(Records excerpted from a collection)
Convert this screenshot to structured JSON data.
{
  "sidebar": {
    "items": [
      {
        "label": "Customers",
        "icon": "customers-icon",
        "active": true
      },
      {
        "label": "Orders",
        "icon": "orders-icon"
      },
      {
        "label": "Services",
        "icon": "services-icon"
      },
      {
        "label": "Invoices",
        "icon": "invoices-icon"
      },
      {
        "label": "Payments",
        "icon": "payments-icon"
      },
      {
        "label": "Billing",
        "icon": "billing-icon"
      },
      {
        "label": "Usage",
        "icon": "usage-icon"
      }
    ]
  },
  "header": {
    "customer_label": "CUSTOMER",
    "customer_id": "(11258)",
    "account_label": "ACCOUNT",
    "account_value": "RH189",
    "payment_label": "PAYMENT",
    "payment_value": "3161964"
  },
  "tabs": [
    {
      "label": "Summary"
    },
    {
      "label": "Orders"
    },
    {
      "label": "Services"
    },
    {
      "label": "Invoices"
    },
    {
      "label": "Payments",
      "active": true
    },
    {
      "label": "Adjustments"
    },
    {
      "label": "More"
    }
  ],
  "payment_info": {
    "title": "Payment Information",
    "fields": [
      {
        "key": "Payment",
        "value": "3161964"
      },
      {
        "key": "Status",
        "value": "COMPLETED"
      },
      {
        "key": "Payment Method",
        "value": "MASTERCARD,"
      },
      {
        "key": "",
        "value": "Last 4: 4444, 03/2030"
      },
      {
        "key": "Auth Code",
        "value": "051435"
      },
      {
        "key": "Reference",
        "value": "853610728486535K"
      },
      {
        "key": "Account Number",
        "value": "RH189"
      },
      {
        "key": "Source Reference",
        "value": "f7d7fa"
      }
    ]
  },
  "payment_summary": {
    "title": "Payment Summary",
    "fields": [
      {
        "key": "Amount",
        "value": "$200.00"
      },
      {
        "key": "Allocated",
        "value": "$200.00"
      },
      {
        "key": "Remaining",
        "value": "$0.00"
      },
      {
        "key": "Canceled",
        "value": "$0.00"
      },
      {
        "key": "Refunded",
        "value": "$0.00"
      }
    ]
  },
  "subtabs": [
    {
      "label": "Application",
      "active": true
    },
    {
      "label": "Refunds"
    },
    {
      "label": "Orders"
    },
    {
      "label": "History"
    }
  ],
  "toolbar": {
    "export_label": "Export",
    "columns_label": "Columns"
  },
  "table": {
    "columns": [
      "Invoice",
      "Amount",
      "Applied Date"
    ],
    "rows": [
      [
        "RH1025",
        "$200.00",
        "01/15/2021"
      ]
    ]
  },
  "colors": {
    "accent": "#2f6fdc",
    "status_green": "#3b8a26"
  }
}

*WRITTEN EXERCISE*: Please quote the data above in full, with no line missing.

*OUTPUT*:
Convert this screenshot to structured JSON data.
{
  "sidebar": {
    "items": [
      {
        "label": "Customers",
        "icon": "customers-icon",
        "active": true
      },
      {
        "label": "Orders",
        "icon": "orders-icon"
      },
      {
        "label": "Services",
        "icon": "services-icon"
      },
      {
        "label": "Invoices",
        "icon": "invoices-icon"
      },
      {
        "label": "Payments",
        "icon": "payments-icon"
      },
      {
        "label": "Billing",
        "icon": "billing-icon"
      },
      {
        "label": "Usage",
        "icon": "usage-icon"
      }
    ]
  },
  "header": {
    "customer_label": "CUSTOMER",
    "customer_id": "(11258)",
    "account_label": "ACCOUNT",
    "account_value": "RH189",
    "payment_label": "PAYMENT",
    "payment_value": "3161964"
  },
  "tabs": [
    {
      "label": "Summary"
    },
    {
      "label": "Orders"
    },
    {
      "label": "Services"
    },
    {
      "label": "Invoices"
    },
    {
      "label": "Payments",
      "active": true
    },
    {
      "label": "Adjustments"
    },
    {
      "label": "More"
    }
  ],
  "payment_info": {
    "title": "Payment Information",
    "fields": [
      {
        "key": "Payment",
        "value": "3161964"
      },
      {
        "key": "Status",
        "value": "COMPLETED"
      },
      {
        "key": "Payment Method",
        "value": "MASTERCARD,"
      },
      {
        "key": "",
        "value": "Last 4: 4444, 03/2030"
      },
      {
        "key": "Auth Code",
        "value": "051435"
      },
      {
        "key": "Reference",
        "value": "853610728486535K"
      },
      {
        "key": "Account Number",
        "value": "RH189"
      },
      {
        "key": "Source Reference",
        "value": "f7d7fa"
      }
    ]
  },
  "payment_summary": {
    "title": "Payment Summary",
    "fields": [
      {
        "key": "Amount",
        "value": "$200.00"
      },
      {
        "key": "Allocated",
        "value": "$200.00"
      },
      {
        "key": "Remaining",
        "value": "$0.00"
      },
      {
        "key": "Canceled",
        "value": "$0.00"
      },
      {
        "key": "Refunded",
        "value": "$0.00"
      }
    ]
  },
  "subtabs": [
    {
      "label": "Application",
      "active": true
    },
    {
      "label": "Refunds"
    },
    {
      "label": "Orders"
    },
    {
      "label": "History"
    }
  ],
  "toolbar": {
    "export_label": "Export",
    "columns_label": "Columns"
  },
  "table": {
    "columns": [
      "Invoice",
      "Amount",
      "Applied Date"
    ],
    "rows": [
      [
        "RH1025",
        "$200.00",
        "01/15/2021"
      ]
    ]
  },
  "colors": {
    "accent": "#2f6fdc",
    "status_green": "#3b8a26"
  }
}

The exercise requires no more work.